WHAT TO PRODUCE:
Give every entry again, word for word.

RECORD SET:
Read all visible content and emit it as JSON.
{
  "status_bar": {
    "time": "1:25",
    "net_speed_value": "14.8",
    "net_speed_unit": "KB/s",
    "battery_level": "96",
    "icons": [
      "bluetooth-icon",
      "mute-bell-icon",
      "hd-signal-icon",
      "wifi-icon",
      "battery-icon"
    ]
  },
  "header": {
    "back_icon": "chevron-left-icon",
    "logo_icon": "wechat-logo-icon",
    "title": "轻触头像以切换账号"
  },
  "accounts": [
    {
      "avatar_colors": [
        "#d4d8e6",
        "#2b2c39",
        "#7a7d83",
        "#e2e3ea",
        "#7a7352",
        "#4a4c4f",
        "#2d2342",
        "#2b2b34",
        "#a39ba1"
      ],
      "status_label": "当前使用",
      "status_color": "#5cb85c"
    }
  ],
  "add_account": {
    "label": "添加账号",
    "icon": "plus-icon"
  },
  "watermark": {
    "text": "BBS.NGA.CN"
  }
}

RESPONSE TO THE TASK:
Read all visible content and emit it as JSON.
{
  "status_bar": {
    "time": "1:25",
    "net_speed_value": "14.8",
    "net_speed_unit": "KB/s",
    "battery_level": "96",
    "icons": [
      "bluetooth-icon",
      "mute-bell-icon",
      "hd-signal-icon",
      "wifi-icon",
      "battery-icon"
    ]
  },
  "header": {
    "back_icon": "chevron-left-icon",
    "logo_icon": "wechat-logo-icon",
    "title": "轻触头像以切换账号"
  },
  "accounts": [
    {
      "avatar_colors": [
        "#d4d8e6",
        "#2b2c39",
        "#7a7d83",
        "#e2e3ea",
        "#7a7352",
        "#4a4c4f",
        "#2d2342",
        "#2b2b34",
        "#a39ba1"
      ],
      "status_label": "当前使用",
      "status_color": "#5cb85c"
    }
  ],
  "add_account": {
    "label": "添加账号",
    "icon": "plus-icon"
  },
  "watermark": {
    "text": "BBS.NGA.CN"
  }
}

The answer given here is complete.